> WHAT IS BEING ASKED
Select and copy out every line in the records containing "Часть".

(Data items)
※
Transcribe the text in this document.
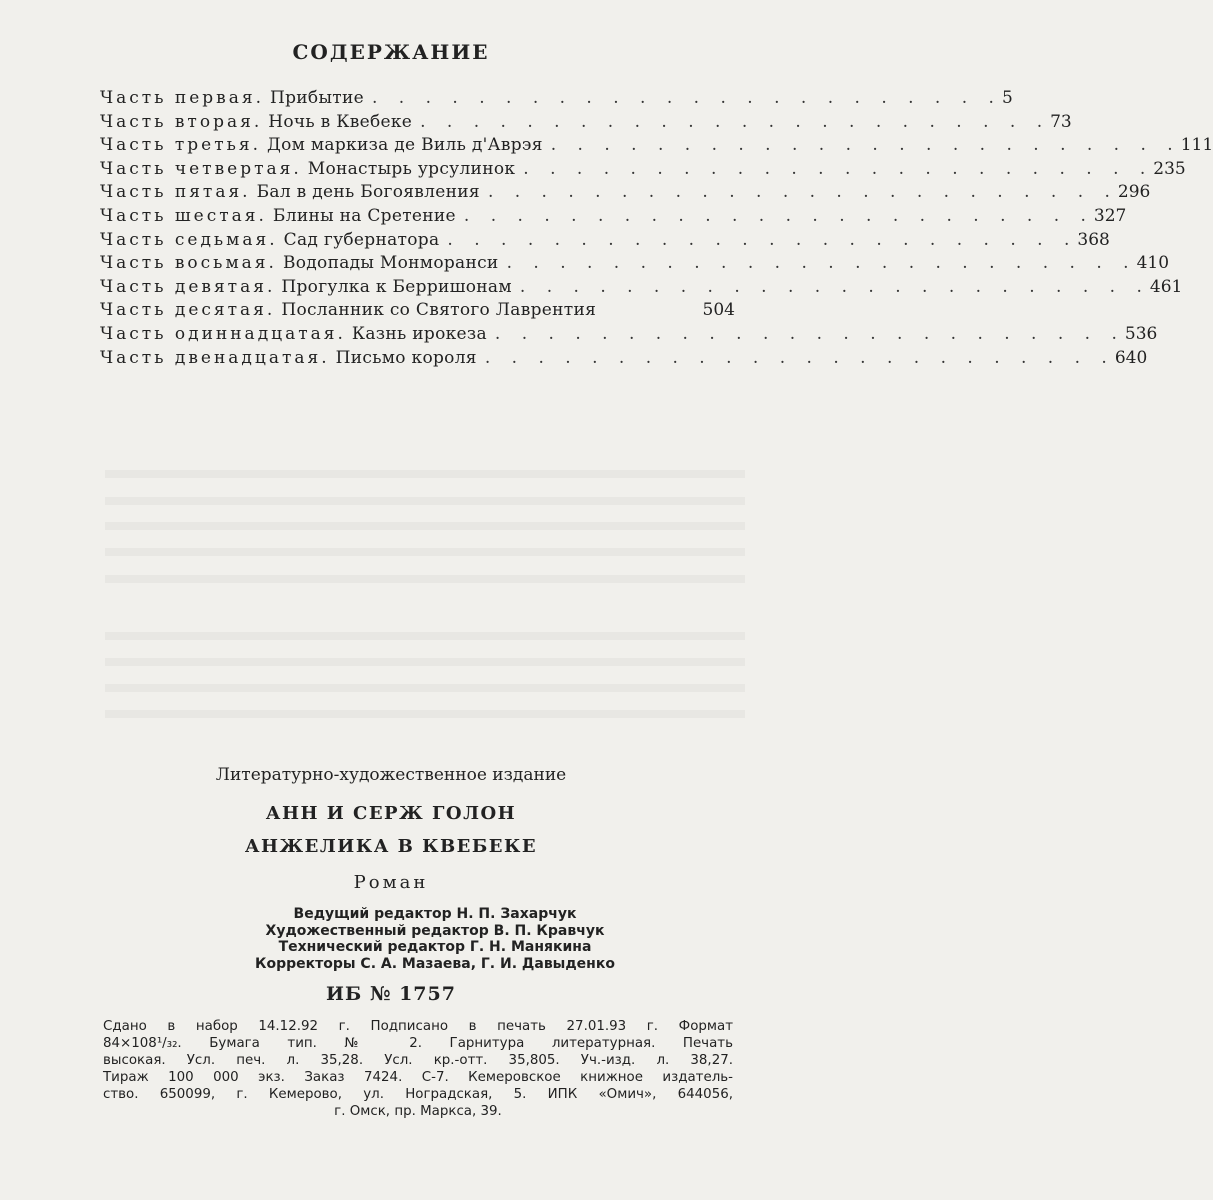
СОДЕРЖАНИЕ
Часть первая. Прибытие . . . . . . . . . . . . . . . . . . . . . . . . 5
Часть вторая. Ночь в Квебеке . . . . . . . . . . . . . . . . . . . . . . . . 73
Часть третья. Дом маркиза де Виль д'Аврэя . . . . . . . . . . . . . . . . . . . . . . . . 111
Часть четвертая. Монастырь урсулинок . . . . . . . . . . . . . . . . . . . . . . . . 235
Часть пятая. Бал в день Богоявления . . . . . . . . . . . . . . . . . . . . . . . . 296
Часть шестая. Блины на Сретение . . . . . . . . . . . . . . . . . . . . . . . . 327
Часть седьмая. Сад губернатора . . . . . . . . . . . . . . . . . . . . . . . . 368
Часть восьмая. Водопады Монморанси . . . . . . . . . . . . . . . . . . . . . . . . 410
Часть девятая. Прогулка к Берришонам . . . . . . . . . . . . . . . . . . . . . . . . 461
Часть десятая. Посланник со Святого Лаврентия	504
Часть одиннадцатая. Казнь ирокеза . . . . . . . . . . . . . . . . . . . . . . . . 536
Часть двенадцатая. Письмо короля . . . . . . . . . . . . . . . . . . . . . . . . 640
Литературно-художественное издание
АНН И СЕРЖ ГОЛОН
АНЖЕЛИКА В КВЕБЕКЕ
Роман
Ведущий редактор Н. П. Захарчук
Художественный редактор В. П. Кравчук
Технический редактор Г. Н. Манякина
Корректоры С. А. Мазаева, Г. И. Давыденко
ИБ № 1757
Сдано в набор 14.12.92 г. Подписано в печать 27.01.93 г. Формат
84×108¹/₃₂. Бумага тип. № 2. Гарнитура литературная. Печать
высокая. Усл. печ. л. 35,28. Усл. кр.-отт. 35,805. Уч.-изд. л. 38,27.
Тираж 100 000 экз. Заказ 7424. С-7. Кемеровское книжное издатель-
ство. 650099, г. Кемерово, ул. Ноградская, 5. ИПК «Омич», 644056,
г. Омск, пр. Маркса, 39.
※
> REPLY TO THE TASK
Часть первая. Прибытие . . . . . . . . . . . . . . . . . . . . . . . . 5
Часть вторая. Ночь в Квебеке . . . . . . . . . . . . . . . . . . . . . . . . 73
Часть третья. Дом маркиза де Виль д'Аврэя . . . . . . . . . . . . . . . . . . . . . . . . 111
Часть четвертая. Монастырь урсулинок . . . . . . . . . . . . . . . . . . . . . . . . 235
Часть пятая. Бал в день Богоявления . . . . . . . . . . . . . . . . . . . . . . . . 296
Часть шестая. Блины на Сретение . . . . . . . . . . . . . . . . . . . . . . . . 327
Часть седьмая. Сад губернатора . . . . . . . . . . . . . . . . . . . . . . . . 368
Часть восьмая. Водопады Монморанси . . . . . . . . . . . . . . . . . . . . . . . . 410
Часть девятая. Прогулка к Берришонам . . . . . . . . . . . . . . . . . . . . . . . . 461
Часть десятая. Посланник со Святого Лаврентия	504
Часть одиннадцатая. Казнь ирокеза . . . . . . . . . . . . . . . . . . . . . . . . 536
Часть двенадцатая. Письмо короля . . . . . . . . . . . . . . . . . . . . . . . . 640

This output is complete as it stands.